## Given instruction
Retype all of the data exactly as given.
Start
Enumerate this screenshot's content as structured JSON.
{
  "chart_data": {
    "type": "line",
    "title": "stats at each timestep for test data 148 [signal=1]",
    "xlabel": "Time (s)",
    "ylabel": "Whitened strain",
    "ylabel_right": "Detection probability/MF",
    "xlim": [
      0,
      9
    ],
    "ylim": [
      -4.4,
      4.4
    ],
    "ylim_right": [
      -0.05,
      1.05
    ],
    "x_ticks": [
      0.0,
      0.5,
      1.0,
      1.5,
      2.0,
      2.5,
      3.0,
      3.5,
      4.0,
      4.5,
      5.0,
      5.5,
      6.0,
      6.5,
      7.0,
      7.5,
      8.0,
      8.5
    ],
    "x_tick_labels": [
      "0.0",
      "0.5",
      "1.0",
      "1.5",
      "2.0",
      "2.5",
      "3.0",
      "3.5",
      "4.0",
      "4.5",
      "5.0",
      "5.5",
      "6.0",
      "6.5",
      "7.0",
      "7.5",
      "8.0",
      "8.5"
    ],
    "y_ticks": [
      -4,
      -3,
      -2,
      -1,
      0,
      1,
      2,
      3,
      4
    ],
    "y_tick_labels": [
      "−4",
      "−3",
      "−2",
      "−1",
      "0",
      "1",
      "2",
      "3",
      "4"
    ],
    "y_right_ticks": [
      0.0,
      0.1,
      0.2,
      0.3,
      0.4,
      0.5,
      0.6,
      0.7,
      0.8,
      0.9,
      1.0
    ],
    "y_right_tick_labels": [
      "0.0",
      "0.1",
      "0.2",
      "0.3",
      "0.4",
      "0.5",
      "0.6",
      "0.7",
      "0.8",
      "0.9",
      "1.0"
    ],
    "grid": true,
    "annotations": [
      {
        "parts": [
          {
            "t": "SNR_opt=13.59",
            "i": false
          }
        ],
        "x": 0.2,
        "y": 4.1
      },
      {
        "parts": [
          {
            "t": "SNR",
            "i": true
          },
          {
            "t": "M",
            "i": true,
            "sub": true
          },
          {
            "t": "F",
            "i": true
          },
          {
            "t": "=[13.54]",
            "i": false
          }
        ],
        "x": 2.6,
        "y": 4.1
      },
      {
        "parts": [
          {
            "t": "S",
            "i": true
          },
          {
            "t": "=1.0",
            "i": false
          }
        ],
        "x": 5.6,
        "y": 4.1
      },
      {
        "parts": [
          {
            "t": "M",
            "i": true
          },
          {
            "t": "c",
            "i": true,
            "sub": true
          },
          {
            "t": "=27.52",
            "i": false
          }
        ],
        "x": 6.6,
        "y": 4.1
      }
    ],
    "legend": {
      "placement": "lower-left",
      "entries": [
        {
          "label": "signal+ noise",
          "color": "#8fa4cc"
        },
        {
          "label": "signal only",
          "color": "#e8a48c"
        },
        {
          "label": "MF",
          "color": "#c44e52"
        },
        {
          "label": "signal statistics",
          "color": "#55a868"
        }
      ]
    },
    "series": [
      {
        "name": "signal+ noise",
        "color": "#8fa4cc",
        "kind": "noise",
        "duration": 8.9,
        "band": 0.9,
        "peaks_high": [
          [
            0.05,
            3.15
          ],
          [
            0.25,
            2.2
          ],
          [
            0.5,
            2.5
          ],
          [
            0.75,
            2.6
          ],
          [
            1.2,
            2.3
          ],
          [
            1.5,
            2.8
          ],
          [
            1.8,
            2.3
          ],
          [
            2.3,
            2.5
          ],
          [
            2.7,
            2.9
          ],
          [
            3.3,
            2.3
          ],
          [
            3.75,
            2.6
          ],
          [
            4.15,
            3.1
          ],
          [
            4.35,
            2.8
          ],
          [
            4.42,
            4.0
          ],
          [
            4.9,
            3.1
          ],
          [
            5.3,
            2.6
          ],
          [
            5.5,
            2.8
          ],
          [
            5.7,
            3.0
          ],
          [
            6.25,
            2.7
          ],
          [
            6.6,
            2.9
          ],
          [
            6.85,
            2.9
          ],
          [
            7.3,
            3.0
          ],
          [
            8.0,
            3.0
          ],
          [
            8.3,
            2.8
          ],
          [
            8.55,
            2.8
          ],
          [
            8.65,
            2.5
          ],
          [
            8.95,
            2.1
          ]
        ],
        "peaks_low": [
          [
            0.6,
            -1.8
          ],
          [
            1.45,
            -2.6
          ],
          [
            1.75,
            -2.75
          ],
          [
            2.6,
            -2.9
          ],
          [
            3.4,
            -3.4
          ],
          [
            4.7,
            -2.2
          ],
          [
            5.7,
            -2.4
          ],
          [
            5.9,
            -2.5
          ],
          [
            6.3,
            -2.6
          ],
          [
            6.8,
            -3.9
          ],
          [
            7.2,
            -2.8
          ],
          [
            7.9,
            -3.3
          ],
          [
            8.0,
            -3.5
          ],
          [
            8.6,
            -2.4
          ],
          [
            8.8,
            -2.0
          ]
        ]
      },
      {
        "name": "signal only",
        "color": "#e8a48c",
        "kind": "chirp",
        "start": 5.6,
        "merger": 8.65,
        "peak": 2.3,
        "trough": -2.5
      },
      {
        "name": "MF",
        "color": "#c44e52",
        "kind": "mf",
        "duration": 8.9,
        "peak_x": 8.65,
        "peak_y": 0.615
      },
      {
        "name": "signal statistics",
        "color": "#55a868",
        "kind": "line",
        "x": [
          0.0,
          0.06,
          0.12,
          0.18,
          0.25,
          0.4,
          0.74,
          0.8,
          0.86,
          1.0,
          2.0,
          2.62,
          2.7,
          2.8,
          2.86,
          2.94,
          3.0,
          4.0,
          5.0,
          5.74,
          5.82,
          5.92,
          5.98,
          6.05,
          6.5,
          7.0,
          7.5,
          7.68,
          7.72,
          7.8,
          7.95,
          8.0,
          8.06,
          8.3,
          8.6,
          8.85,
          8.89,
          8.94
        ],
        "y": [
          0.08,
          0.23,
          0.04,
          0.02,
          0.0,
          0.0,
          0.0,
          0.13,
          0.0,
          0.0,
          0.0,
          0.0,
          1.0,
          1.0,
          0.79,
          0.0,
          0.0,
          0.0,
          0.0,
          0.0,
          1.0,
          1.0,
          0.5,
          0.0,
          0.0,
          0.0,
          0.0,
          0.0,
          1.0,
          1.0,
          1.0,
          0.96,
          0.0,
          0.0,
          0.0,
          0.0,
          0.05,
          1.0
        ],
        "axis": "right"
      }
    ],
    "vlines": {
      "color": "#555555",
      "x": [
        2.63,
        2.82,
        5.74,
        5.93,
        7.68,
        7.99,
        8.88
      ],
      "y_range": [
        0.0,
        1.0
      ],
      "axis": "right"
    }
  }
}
End
## Task solution
Enumerate this screenshot's content as structured JSON.
{
  "chart_data": {
    "type": "line",
    "title": "stats at each timestep for test data 148 [signal=1]",
    "xlabel": "Time (s)",
    "ylabel": "Whitened strain",
    "ylabel_right": "Detection probability/MF",
    "xlim": [
      0,
      9
    ],
    "ylim": [
      -4.4,
      4.4
    ],
    "ylim_right": [
      -0.05,
      1.05
    ],
    "x_ticks": [
      0.0,
      0.5,
      1.0,
      1.5,
      2.0,
      2.5,
      3.0,
      3.5,
      4.0,
      4.5,
      5.0,
      5.5,
      6.0,
      6.5,
      7.0,
      7.5,
      8.0,
      8.5
    ],
    "x_tick_labels": [
      "0.0",
      "0.5",
      "1.0",
      "1.5",
      "2.0",
      "2.5",
      "3.0",
      "3.5",
      "4.0",
      "4.5",
      "5.0",
      "5.5",
      "6.0",
      "6.5",
      "7.0",
      "7.5",
      "8.0",
      "8.5"
    ],
    "y_ticks": [
      -4,
      -3,
      -2,
      -1,
      0,
      1,
      2,
      3,
      4
    ],
    "y_tick_labels": [
      "−4",
      "−3",
      "−2",
      "−1",
      "0",
      "1",
      "2",
      "3",
      "4"
    ],
    "y_right_ticks": [
      0.0,
      0.1,
      0.2,
      0.3,
      0.4,
      0.5,
      0.6,
      0.7,
      0.8,
      0.9,
      1.0
    ],
    "y_right_tick_labels": [
      "0.0",
      "0.1",
      "0.2",
      "0.3",
      "0.4",
      "0.5",
      "0.6",
      "0.7",
      "0.8",
      "0.9",
      "1.0"
    ],
    "grid": true,
    "annotations": [
      {
        "parts": [
          {
            "t": "SNR_opt=13.59",
            "i": false
          }
        ],
        "x": 0.2,
        "y": 4.1
      },
      {
        "parts": [
          {
            "t": "SNR",
            "i": true
          },
          {
            "t": "M",
            "i": true,
            "sub": true
          },
          {
            "t": "F",
            "i": true
          },
          {
            "t": "=[13.54]",
            "i": false
          }
        ],
        "x": 2.6,
        "y": 4.1
      },
      {
        "parts": [
          {
            "t": "S",
            "i": true
          },
          {
            "t": "=1.0",
            "i": false
          }
        ],
        "x": 5.6,
        "y": 4.1
      },
      {
        "parts": [
          {
            "t": "M",
            "i": true
          },
          {
            "t": "c",
            "i": true,
            "sub": true
          },
          {
            "t": "=27.52",
            "i": false
          }
        ],
        "x": 6.6,
        "y": 4.1
      }
    ],
    "legend": {
      "placement": "lower-left",
      "entries": [
        {
          "label": "signal+ noise",
          "color": "#8fa4cc"
        },
        {
          "label": "signal only",
          "color": "#e8a48c"
        },
        {
          "label": "MF",
          "color": "#c44e52"
        },
        {
          "label": "signal statistics",
          "color": "#55a868"
        }
      ]
    },
    "series": [
      {
        "name": "signal+ noise",
        "color": "#8fa4cc",
        "kind": "noise",
        "duration": 8.9,
        "band": 0.9,
        "peaks_high": [
          [
            0.05,
            3.15
          ],
          [
            0.25,
            2.2
          ],
          [
            0.5,
            2.5
          ],
          [
            0.75,
            2.6
          ],
          [
            1.2,
            2.3
          ],
          [
            1.5,
            2.8
          ],
          [
            1.8,
            2.3
          ],
          [
            2.3,
            2.5
          ],
          [
            2.7,
            2.9
          ],
          [
            3.3,
            2.3
          ],
          [
            3.75,
            2.6
          ],
          [
            4.15,
            3.1
          ],
          [
            4.35,
            2.8
          ],
          [
            4.42,
            4.0
          ],
          [
            4.9,
            3.1
          ],
          [
            5.3,
            2.6
          ],
          [
            5.5,
            2.8
          ],
          [
            5.7,
            3.0
          ],
          [
            6.25,
            2.7
          ],
          [
            6.6,
            2.9
          ],
          [
            6.85,
            2.9
          ],
          [
            7.3,
            3.0
          ],
          [
            8.0,
            3.0
          ],
          [
            8.3,
            2.8
          ],
          [
            8.55,
            2.8
          ],
          [
            8.65,
            2.5
          ],
          [
            8.95,
            2.1
          ]
        ],
        "peaks_low": [
          [
            0.6,
            -1.8
          ],
          [
            1.45,
            -2.6
          ],
          [
            1.75,
            -2.75
          ],
          [
            2.6,
            -2.9
          ],
          [
            3.4,
            -3.4
          ],
          [
            4.7,
            -2.2
          ],
          [
            5.7,
            -2.4
          ],
          [
            5.9,
            -2.5
          ],
          [
            6.3,
            -2.6
          ],
          [
            6.8,
            -3.9
          ],
          [
            7.2,
            -2.8
          ],
          [
            7.9,
            -3.3
          ],
          [
            8.0,
            -3.5
          ],
          [
            8.6,
            -2.4
          ],
          [
            8.8,
            -2.0
          ]
        ]
      },
      {
        "name": "signal only",
        "color": "#e8a48c",
        "kind": "chirp",
        "start": 5.6,
        "merger": 8.65,
        "peak": 2.3,
        "trough": -2.5
      },
      {
        "name": "MF",
        "color": "#c44e52",
        "kind": "mf",
        "duration": 8.9,
        "peak_x": 8.65,
        "peak_y": 0.615
      },
      {
        "name": "signal statistics",
        "color": "#55a868",
        "kind": "line",
        "x": [
          0.0,
          0.06,
          0.12,
          0.18,
          0.25,
          0.4,
          0.74,
          0.8,
          0.86,
          1.0,
          2.0,
          2.62,
          2.7,
          2.8,
          2.86,
          2.94,
          3.0,
          4.0,
          5.0,
          5.74,
          5.82,
          5.92,
          5.98,
          6.05,
          6.5,
          7.0,
          7.5,
          7.68,
          7.72,
          7.8,
          7.95,
          8.0,
          8.06,
          8.3,
          8.6,
          8.85,
          8.89,
          8.94
        ],
        "y": [
          0.08,
          0.23,
          0.04,
          0.02,
          0.0,
          0.0,
          0.0,
          0.13,
          0.0,
          0.0,
          0.0,
          0.0,
          1.0,
          1.0,
          0.79,
          0.0,
          0.0,
          0.0,
          0.0,
          0.0,
          1.0,
          1.0,
          0.5,
          0.0,
          0.0,
          0.0,
          0.0,
          0.0,
          1.0,
          1.0,
          1.0,
          0.96,
          0.0,
          0.0,
          0.0,
          0.0,
          0.05,
          1.0
        ],
        "axis": "right"
      }
    ],
    "vlines": {
      "color": "#555555",
      "x": [
        2.63,
        2.82,
        5.74,
        5.93,
        7.68,
        7.99,
        8.88
      ],
      "y_range": [
        0.0,
        1.0
      ],
      "axis": "right"
    }
  }
}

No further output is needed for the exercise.